[Items from a figure collection]
________________

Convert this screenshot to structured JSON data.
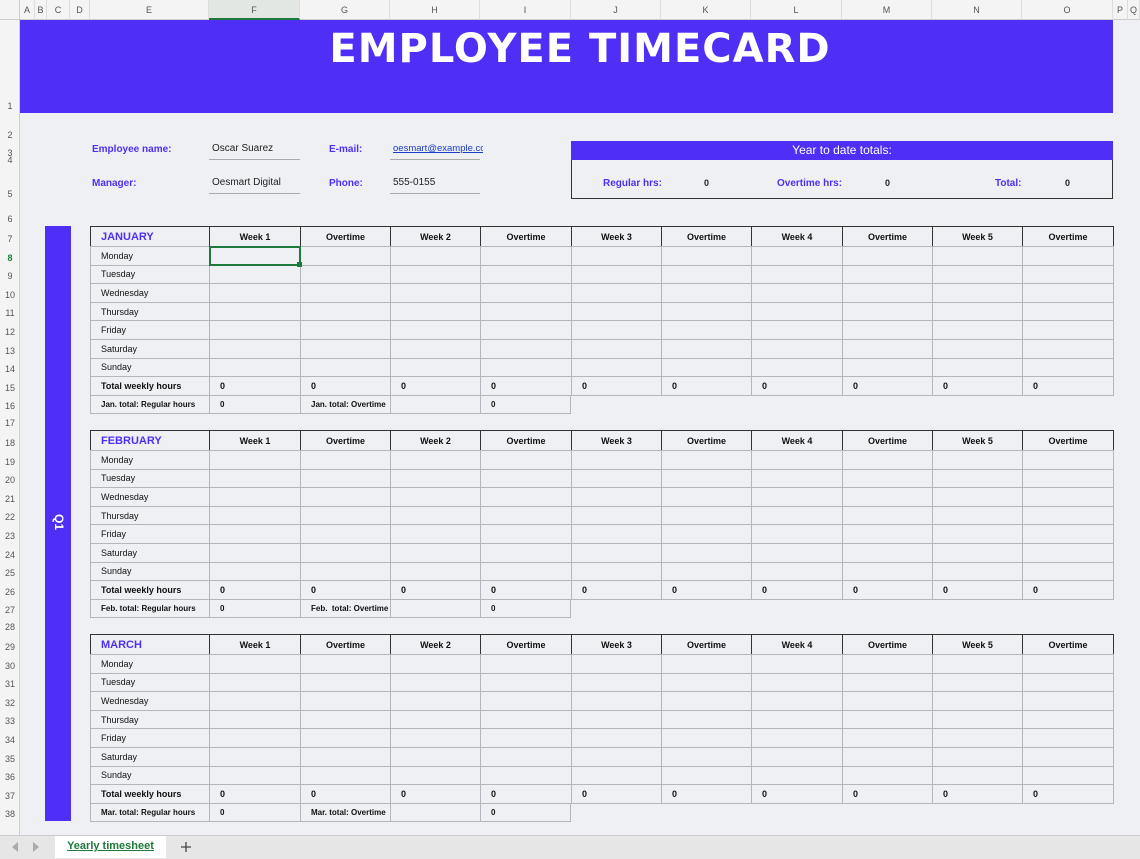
{
  "column_headers": [
    "A",
    "B",
    "C",
    "D",
    "E",
    "F",
    "G",
    "H",
    "I",
    "J",
    "K",
    "L",
    "M",
    "N",
    "O",
    "P",
    "Q"
  ],
  "row_headers": [
    1,
    2,
    3,
    4,
    5,
    6,
    7,
    8,
    9,
    10,
    11,
    12,
    13,
    14,
    15,
    16,
    17,
    18,
    19,
    20,
    21,
    22,
    23,
    24,
    25,
    26,
    27,
    28,
    29,
    30,
    31,
    32,
    33,
    34,
    35,
    36,
    37,
    38
  ],
  "title": "EMPLOYEE TIMECARD",
  "employee": {
    "name_label": "Employee name:",
    "name": "Oscar Suarez",
    "email_label": "E-mail:",
    "email": "oesmart@example.com",
    "manager_label": "Manager:",
    "manager": "Oesmart Digital",
    "phone_label": "Phone:",
    "phone": "555-0155"
  },
  "ytd": {
    "title": "Year to date totals:",
    "regular_label": "Regular hrs:",
    "regular": 0,
    "overtime_label": "Overtime hrs:",
    "overtime": 0,
    "total_label": "Total:",
    "total": 0
  },
  "quarter": "Q1",
  "months": [
    {
      "name": "JANUARY",
      "columns": [
        "Week 1",
        "Overtime",
        "Week 2",
        "Overtime",
        "Week 3",
        "Overtime",
        "Week 4",
        "Overtime",
        "Week 5",
        "Overtime"
      ],
      "days": [
        "Monday",
        "Tuesday",
        "Wednesday",
        "Thursday",
        "Friday",
        "Saturday",
        "Sunday"
      ],
      "total_label": "Total weekly hours",
      "totals": [
        0,
        0,
        0,
        0,
        0,
        0,
        0,
        0,
        0,
        0
      ],
      "regular_label": "Jan. total: Regular hours",
      "regular": 0,
      "overtime_label": "Jan. total: Overtime",
      "overtime": 0
    },
    {
      "name": "FEBRUARY",
      "columns": [
        "Week 1",
        "Overtime",
        "Week 2",
        "Overtime",
        "Week 3",
        "Overtime",
        "Week 4",
        "Overtime",
        "Week 5",
        "Overtime"
      ],
      "days": [
        "Monday",
        "Tuesday",
        "Wednesday",
        "Thursday",
        "Friday",
        "Saturday",
        "Sunday"
      ],
      "total_label": "Total weekly hours",
      "totals": [
        0,
        0,
        0,
        0,
        0,
        0,
        0,
        0,
        0,
        0
      ],
      "regular_label": "Feb. total: Regular hours",
      "regular": 0,
      "overtime_label": "Feb.  total: Overtime",
      "overtime": 0
    },
    {
      "name": "MARCH",
      "columns": [
        "Week 1",
        "Overtime",
        "Week 2",
        "Overtime",
        "Week 3",
        "Overtime",
        "Week 4",
        "Overtime",
        "Week 5",
        "Overtime"
      ],
      "days": [
        "Monday",
        "Tuesday",
        "Wednesday",
        "Thursday",
        "Friday",
        "Saturday",
        "Sunday"
      ],
      "total_label": "Total weekly hours",
      "totals": [
        0,
        0,
        0,
        0,
        0,
        0,
        0,
        0,
        0,
        0
      ],
      "regular_label": "Mar. total: Regular hours",
      "regular": 0,
      "overtime_label": "Mar. total: Overtime",
      "overtime": 0
    }
  ],
  "sheet_tab": "Yearly timesheet"
}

________________

[AIM OF THE TASK] Write out every entry again word for word, without any of the pictures.

[SOLUTION BELOW]
Convert this screenshot to structured JSON data.
{
  "column_headers": [
    "A",
    "B",
    "C",
    "D",
    "E",
    "F",
    "G",
    "H",
    "I",
    "J",
    "K",
    "L",
    "M",
    "N",
    "O",
    "P",
    "Q"
  ],
  "row_headers": [
    1,
    2,
    3,
    4,
    5,
    6,
    7,
    8,
    9,
    10,
    11,
    12,
    13,
    14,
    15,
    16,
    17,
    18,
    19,
    20,
    21,
    22,
    23,
    24,
    25,
    26,
    27,
    28,
    29,
    30,
    31,
    32,
    33,
    34,
    35,
    36,
    37,
    38
  ],
  "title": "EMPLOYEE TIMECARD",
  "employee": {
    "name_label": "Employee name:",
    "name": "Oscar Suarez",
    "email_label": "E-mail:",
    "email": "oesmart@example.com",
    "manager_label": "Manager:",
    "manager": "Oesmart Digital",
    "phone_label": "Phone:",
    "phone": "555-0155"
  },
  "ytd": {
    "title": "Year to date totals:",
    "regular_label": "Regular hrs:",
    "regular": 0,
    "overtime_label": "Overtime hrs:",
    "overtime": 0,
    "total_label": "Total:",
    "total": 0
  },
  "quarter": "Q1",
  "months": [
    {
      "name": "JANUARY",
      "columns": [
        "Week 1",
        "Overtime",
        "Week 2",
        "Overtime",
        "Week 3",
        "Overtime",
        "Week 4",
        "Overtime",
        "Week 5",
        "Overtime"
      ],
      "days": [
        "Monday",
        "Tuesday",
        "Wednesday",
        "Thursday",
        "Friday",
        "Saturday",
        "Sunday"
      ],
      "total_label": "Total weekly hours",
      "totals": [
        0,
        0,
        0,
        0,
        0,
        0,
        0,
        0,
        0,
        0
      ],
      "regular_label": "Jan. total: Regular hours",
      "regular": 0,
      "overtime_label": "Jan. total: Overtime",
      "overtime": 0
    },
    {
      "name": "FEBRUARY",
      "columns": [
        "Week 1",
        "Overtime",
        "Week 2",
        "Overtime",
        "Week 3",
        "Overtime",
        "Week 4",
        "Overtime",
        "Week 5",
        "Overtime"
      ],
      "days": [
        "Monday",
        "Tuesday",
        "Wednesday",
        "Thursday",
        "Friday",
        "Saturday",
        "Sunday"
      ],
      "total_label": "Total weekly hours",
      "totals": [
        0,
        0,
        0,
        0,
        0,
        0,
        0,
        0,
        0,
        0
      ],
      "regular_label": "Feb. total: Regular hours",
      "regular": 0,
      "overtime_label": "Feb.  total: Overtime",
      "overtime": 0
    },
    {
      "name": "MARCH",
      "columns": [
        "Week 1",
        "Overtime",
        "Week 2",
        "Overtime",
        "Week 3",
        "Overtime",
        "Week 4",
        "Overtime",
        "Week 5",
        "Overtime"
      ],
      "days": [
        "Monday",
        "Tuesday",
        "Wednesday",
        "Thursday",
        "Friday",
        "Saturday",
        "Sunday"
      ],
      "total_label": "Total weekly hours",
      "totals": [
        0,
        0,
        0,
        0,
        0,
        0,
        0,
        0,
        0,
        0
      ],
      "regular_label": "Mar. total: Regular hours",
      "regular": 0,
      "overtime_label": "Mar. total: Overtime",
      "overtime": 0
    }
  ],
  "sheet_tab": "Yearly timesheet"
}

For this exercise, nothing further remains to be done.